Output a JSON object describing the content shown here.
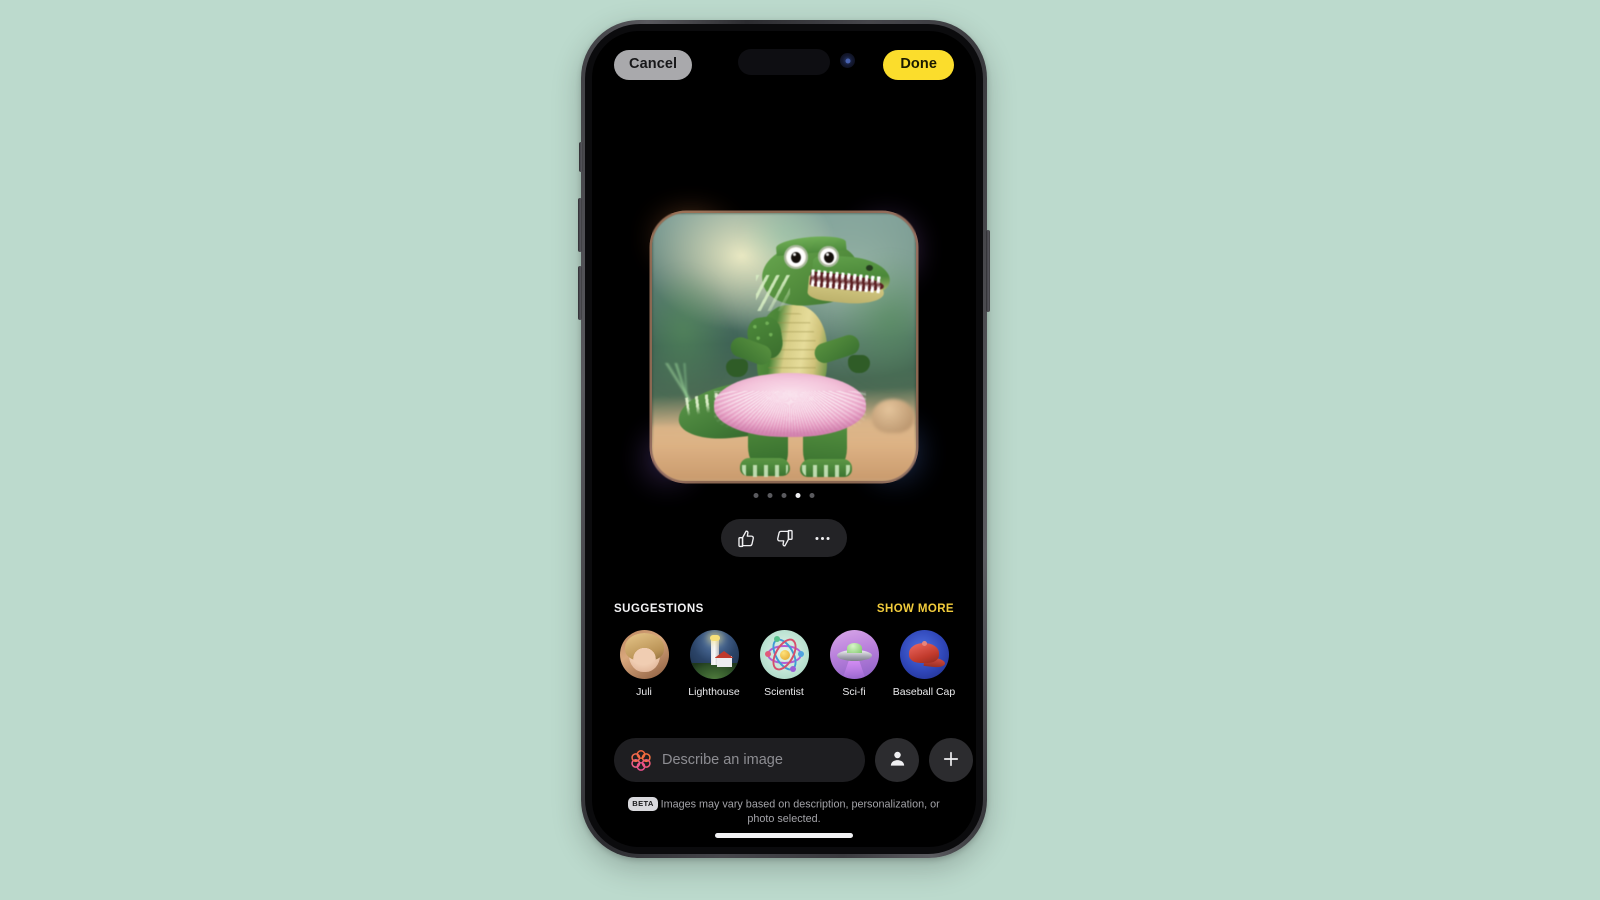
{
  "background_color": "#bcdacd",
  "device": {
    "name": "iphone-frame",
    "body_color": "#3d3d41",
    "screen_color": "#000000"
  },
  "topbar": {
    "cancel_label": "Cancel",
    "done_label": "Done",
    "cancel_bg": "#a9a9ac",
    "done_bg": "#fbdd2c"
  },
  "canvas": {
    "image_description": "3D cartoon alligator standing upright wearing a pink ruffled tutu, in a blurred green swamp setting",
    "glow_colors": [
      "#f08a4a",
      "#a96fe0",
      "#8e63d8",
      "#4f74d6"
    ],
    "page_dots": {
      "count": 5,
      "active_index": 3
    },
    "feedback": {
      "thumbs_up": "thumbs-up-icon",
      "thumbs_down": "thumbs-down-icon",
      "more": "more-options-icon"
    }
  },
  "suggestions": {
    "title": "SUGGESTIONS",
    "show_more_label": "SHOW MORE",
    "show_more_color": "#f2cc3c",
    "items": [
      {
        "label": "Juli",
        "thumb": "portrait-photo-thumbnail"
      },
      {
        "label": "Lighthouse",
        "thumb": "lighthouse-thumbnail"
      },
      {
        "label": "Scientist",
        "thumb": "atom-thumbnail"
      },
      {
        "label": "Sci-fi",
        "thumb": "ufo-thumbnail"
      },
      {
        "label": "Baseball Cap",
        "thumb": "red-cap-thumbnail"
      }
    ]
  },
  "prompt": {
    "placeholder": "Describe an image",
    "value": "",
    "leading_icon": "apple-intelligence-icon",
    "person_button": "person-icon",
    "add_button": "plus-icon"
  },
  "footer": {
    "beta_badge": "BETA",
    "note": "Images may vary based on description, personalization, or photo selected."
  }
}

* **STATED GOAL**
All records should be output exactly, with the pictures left out.

* **RESPONSE TO THIS EXERCISE**
Output a JSON object describing the content shown here.
{
  "background_color": "#bcdacd",
  "device": {
    "name": "iphone-frame",
    "body_color": "#3d3d41",
    "screen_color": "#000000"
  },
  "topbar": {
    "cancel_label": "Cancel",
    "done_label": "Done",
    "cancel_bg": "#a9a9ac",
    "done_bg": "#fbdd2c"
  },
  "canvas": {
    "image_description": "3D cartoon alligator standing upright wearing a pink ruffled tutu, in a blurred green swamp setting",
    "glow_colors": [
      "#f08a4a",
      "#a96fe0",
      "#8e63d8",
      "#4f74d6"
    ],
    "page_dots": {
      "count": 5,
      "active_index": 3
    },
    "feedback": {
      "thumbs_up": "thumbs-up-icon",
      "thumbs_down": "thumbs-down-icon",
      "more": "more-options-icon"
    }
  },
  "suggestions": {
    "title": "SUGGESTIONS",
    "show_more_label": "SHOW MORE",
    "show_more_color": "#f2cc3c",
    "items": [
      {
        "label": "Juli",
        "thumb": "portrait-photo-thumbnail"
      },
      {
        "label": "Lighthouse",
        "thumb": "lighthouse-thumbnail"
      },
      {
        "label": "Scientist",
        "thumb": "atom-thumbnail"
      },
      {
        "label": "Sci-fi",
        "thumb": "ufo-thumbnail"
      },
      {
        "label": "Baseball Cap",
        "thumb": "red-cap-thumbnail"
      }
    ]
  },
  "prompt": {
    "placeholder": "Describe an image",
    "value": "",
    "leading_icon": "apple-intelligence-icon",
    "person_button": "person-icon",
    "add_button": "plus-icon"
  },
  "footer": {
    "beta_badge": "BETA",
    "note": "Images may vary based on description, personalization, or photo selected."
  }
}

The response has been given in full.